▶ [Set exercise]:
Take the records underneath and set them down exactly.
================================
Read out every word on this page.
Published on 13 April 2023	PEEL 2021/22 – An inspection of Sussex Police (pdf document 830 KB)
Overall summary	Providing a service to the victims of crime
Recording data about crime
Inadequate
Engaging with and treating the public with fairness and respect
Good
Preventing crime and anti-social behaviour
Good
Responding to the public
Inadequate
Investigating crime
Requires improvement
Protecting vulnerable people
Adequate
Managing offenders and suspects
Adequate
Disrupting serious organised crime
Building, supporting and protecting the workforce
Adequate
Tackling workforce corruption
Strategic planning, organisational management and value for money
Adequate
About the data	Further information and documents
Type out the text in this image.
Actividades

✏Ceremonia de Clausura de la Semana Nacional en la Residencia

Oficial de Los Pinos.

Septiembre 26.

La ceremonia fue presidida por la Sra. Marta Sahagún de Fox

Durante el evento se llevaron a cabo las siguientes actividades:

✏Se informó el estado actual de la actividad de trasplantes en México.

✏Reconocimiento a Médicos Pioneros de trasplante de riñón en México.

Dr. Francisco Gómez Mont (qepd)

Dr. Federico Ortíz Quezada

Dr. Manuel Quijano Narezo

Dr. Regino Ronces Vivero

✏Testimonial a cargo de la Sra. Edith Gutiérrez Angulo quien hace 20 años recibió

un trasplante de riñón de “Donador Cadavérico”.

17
================================
▶ [Correct output]:
Read out every word on this page.
Published on 13 April 2023	PEEL 2021/22 – An inspection of Sussex Police (pdf document 830 KB)
Overall summary	Providing a service to the victims of crime
Recording data about crime
Inadequate
Engaging with and treating the public with fairness and respect
Good
Preventing crime and anti-social behaviour
Good
Responding to the public
Inadequate
Investigating crime
Requires improvement
Protecting vulnerable people
Adequate
Managing offenders and suspects
Adequate
Disrupting serious organised crime
Building, supporting and protecting the workforce
Adequate
Tackling workforce corruption
Strategic planning, organisational management and value for money
Adequate
About the data	Further information and documents
Type out the text in this image.
Actividades

✏Ceremonia de Clausura de la Semana Nacional en la Residencia

Oficial de Los Pinos.

Septiembre 26.

La ceremonia fue presidida por la Sra. Marta Sahagún de Fox

Durante el evento se llevaron a cabo las siguientes actividades:

✏Se informó el estado actual de la actividad de trasplantes en México.

✏Reconocimiento a Médicos Pioneros de trasplante de riñón en México.

Dr. Francisco Gómez Mont (qepd)

Dr. Federico Ortíz Quezada

Dr. Manuel Quijano Narezo

Dr. Regino Ronces Vivero

✏Testimonial a cargo de la Sra. Edith Gutiérrez Angulo quien hace 20 años recibió

un trasplante de riñón de “Donador Cadavérico”.

17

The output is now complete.